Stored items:

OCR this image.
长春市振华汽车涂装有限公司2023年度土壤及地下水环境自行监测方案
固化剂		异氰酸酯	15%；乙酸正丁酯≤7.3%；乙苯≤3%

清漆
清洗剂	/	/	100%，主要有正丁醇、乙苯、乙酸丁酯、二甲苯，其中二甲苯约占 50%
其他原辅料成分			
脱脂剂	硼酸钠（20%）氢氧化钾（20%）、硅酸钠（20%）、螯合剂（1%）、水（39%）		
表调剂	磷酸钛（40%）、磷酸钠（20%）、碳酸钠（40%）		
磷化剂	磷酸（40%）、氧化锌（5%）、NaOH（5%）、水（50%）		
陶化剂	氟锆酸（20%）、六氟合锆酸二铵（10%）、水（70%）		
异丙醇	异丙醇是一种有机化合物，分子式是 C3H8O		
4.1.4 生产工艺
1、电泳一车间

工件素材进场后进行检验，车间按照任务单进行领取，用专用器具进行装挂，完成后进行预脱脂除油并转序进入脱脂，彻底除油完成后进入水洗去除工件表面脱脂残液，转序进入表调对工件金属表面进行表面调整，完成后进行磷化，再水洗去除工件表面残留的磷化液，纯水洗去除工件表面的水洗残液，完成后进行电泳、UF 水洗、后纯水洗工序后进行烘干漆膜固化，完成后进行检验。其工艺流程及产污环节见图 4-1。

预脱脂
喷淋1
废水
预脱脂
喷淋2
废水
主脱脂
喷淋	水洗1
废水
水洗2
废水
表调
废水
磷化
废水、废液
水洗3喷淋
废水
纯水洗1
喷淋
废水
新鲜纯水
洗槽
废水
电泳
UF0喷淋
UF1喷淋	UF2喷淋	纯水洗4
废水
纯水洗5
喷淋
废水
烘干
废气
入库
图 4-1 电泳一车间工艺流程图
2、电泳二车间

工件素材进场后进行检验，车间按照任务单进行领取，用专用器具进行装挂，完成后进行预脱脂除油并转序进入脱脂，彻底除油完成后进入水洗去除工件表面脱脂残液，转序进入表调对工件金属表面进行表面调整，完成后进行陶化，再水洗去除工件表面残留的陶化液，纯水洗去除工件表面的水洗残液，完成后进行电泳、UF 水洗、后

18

## Task details
Return all lines with the word "纯水洗去除工件表面的水洗残液" in them.

## Written solution
工件素材进场后进行检验，车间按照任务单进行领取，用专用器具进行装挂，完成后进行预脱脂除油并转序进入脱脂，彻底除油完成后进入水洗去除工件表面脱脂残液，转序进入表调对工件金属表面进行表面调整，完成后进行磷化，再水洗去除工件表面残留的磷化液，纯水洗去除工件表面的水洗残液，完成后进行电泳、UF 水洗、后纯水洗工序后进行烘干漆膜固化，完成后进行检验。其工艺流程及产污环节见图 4-1。
工件素材进场后进行检验，车间按照任务单进行领取，用专用器具进行装挂，完成后进行预脱脂除油并转序进入脱脂，彻底除油完成后进入水洗去除工件表面脱脂残液，转序进入表调对工件金属表面进行表面调整，完成后进行陶化，再水洗去除工件表面残留的陶化液，纯水洗去除工件表面的水洗残液，完成后进行电泳、UF 水洗、后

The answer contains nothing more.